§ **Task statement**
Among the lines below, how many carry the string "legend"? Reply with a number and nothing else.

---- Task material

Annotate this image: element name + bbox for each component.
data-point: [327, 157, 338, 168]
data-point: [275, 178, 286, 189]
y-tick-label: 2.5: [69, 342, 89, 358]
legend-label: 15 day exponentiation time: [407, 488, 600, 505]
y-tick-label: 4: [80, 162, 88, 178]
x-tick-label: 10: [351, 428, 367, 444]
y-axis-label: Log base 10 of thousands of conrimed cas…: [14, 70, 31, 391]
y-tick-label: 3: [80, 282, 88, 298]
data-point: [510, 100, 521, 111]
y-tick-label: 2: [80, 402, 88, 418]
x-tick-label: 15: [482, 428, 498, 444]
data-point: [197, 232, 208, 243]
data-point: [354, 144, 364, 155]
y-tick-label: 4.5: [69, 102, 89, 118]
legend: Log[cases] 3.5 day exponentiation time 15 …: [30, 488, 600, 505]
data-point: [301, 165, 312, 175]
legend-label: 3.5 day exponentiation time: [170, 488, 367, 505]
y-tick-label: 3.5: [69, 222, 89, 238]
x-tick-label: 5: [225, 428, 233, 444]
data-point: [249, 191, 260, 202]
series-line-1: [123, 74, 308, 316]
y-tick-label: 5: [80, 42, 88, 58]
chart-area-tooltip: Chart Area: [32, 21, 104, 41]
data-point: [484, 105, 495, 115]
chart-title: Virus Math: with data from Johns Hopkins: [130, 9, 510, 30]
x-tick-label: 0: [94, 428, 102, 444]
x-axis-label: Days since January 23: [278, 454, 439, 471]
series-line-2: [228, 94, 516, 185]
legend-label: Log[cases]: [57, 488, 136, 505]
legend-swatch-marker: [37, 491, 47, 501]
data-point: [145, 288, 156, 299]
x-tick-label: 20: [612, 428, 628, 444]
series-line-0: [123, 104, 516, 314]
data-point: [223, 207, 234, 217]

--------

§ **Task output**
5